**EXERCISE BRIEF**
Determine the number of lines containing the word "icon". Reply with it and nothing else.

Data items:

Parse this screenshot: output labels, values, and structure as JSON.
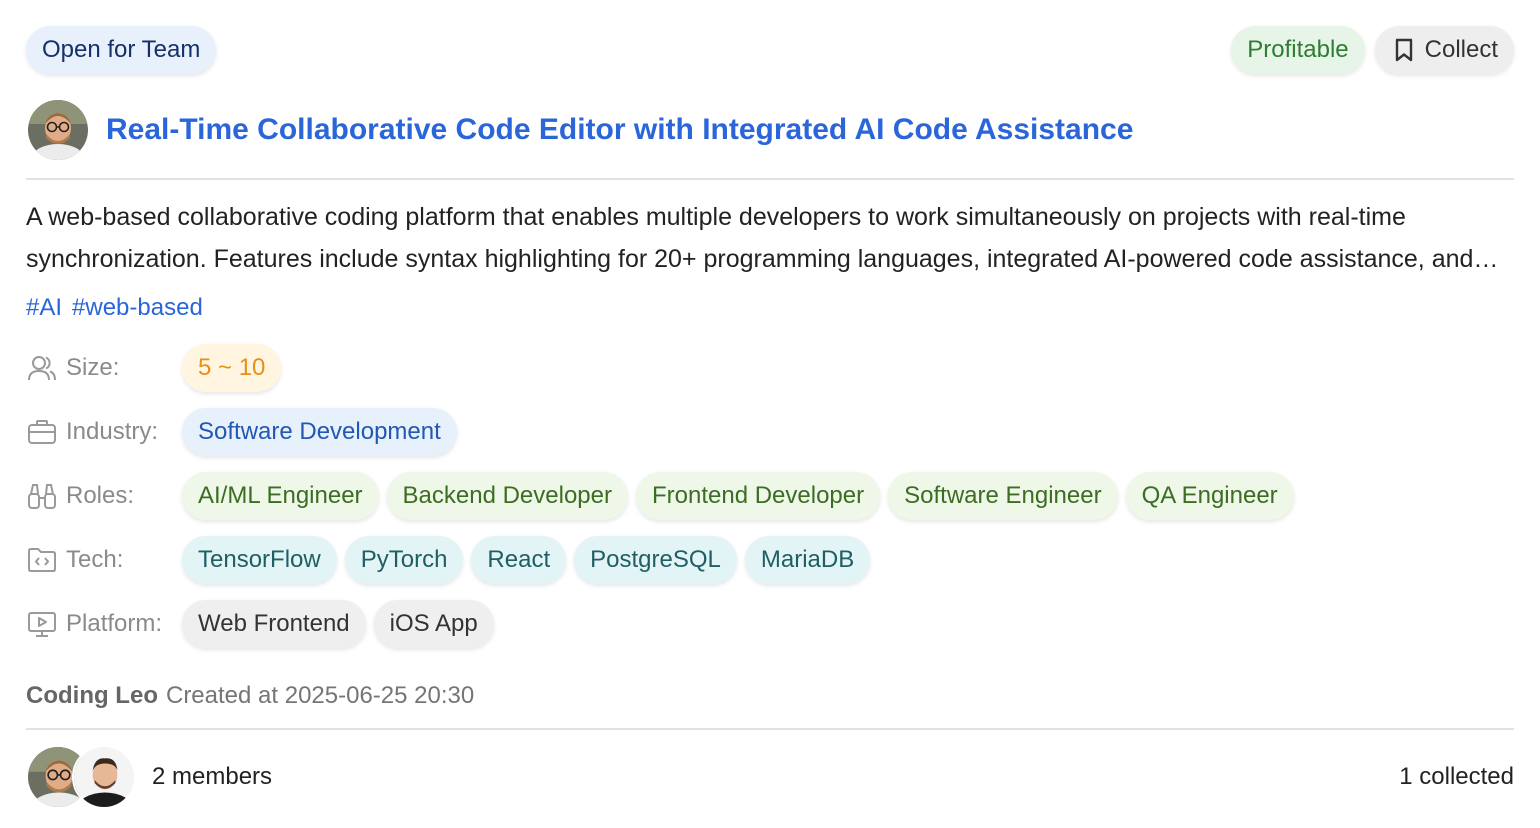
{
  "badges": {
    "open": "Open for Team",
    "profitable": "Profitable",
    "collect": "Collect"
  },
  "project": {
    "title": "Real-Time Collaborative Code Editor with Integrated AI Code Assistance",
    "description": "A web-based collaborative coding platform that enables multiple developers to work simultaneously on projects with real-time synchronization. Features include syntax highlighting for 20+ programming languages, integrated AI-powered code assistance, and more.",
    "tags": [
      "#AI",
      "#web-based"
    ]
  },
  "attributes": {
    "size": {
      "label": "Size:",
      "icon": "users-icon",
      "values": [
        "5 ~ 10"
      ]
    },
    "industry": {
      "label": "Industry:",
      "icon": "briefcase-icon",
      "values": [
        "Software Development"
      ]
    },
    "roles": {
      "label": "Roles:",
      "icon": "binoculars-icon",
      "values": [
        "AI/ML Engineer",
        "Backend Developer",
        "Frontend Developer",
        "Software Engineer",
        "QA Engineer"
      ]
    },
    "tech": {
      "label": "Tech:",
      "icon": "code-folder-icon",
      "values": [
        "TensorFlow",
        "PyTorch",
        "React",
        "PostgreSQL",
        "MariaDB"
      ]
    },
    "platform": {
      "label": "Platform:",
      "icon": "monitor-play-icon",
      "values": [
        "Web Frontend",
        "iOS App"
      ]
    }
  },
  "meta": {
    "author": "Coding Leo",
    "created": "Created at 2025-06-25 20:30"
  },
  "footer": {
    "members": "2 members",
    "collected": "1 collected"
  },
  "colors": {
    "title": "#2a66d9",
    "size_chip": "#e6901a",
    "industry_chip": "#2257b3",
    "roles_chip": "#3b6e23",
    "tech_chip": "#1f5f64"
  }
}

**TASK RESULT**
5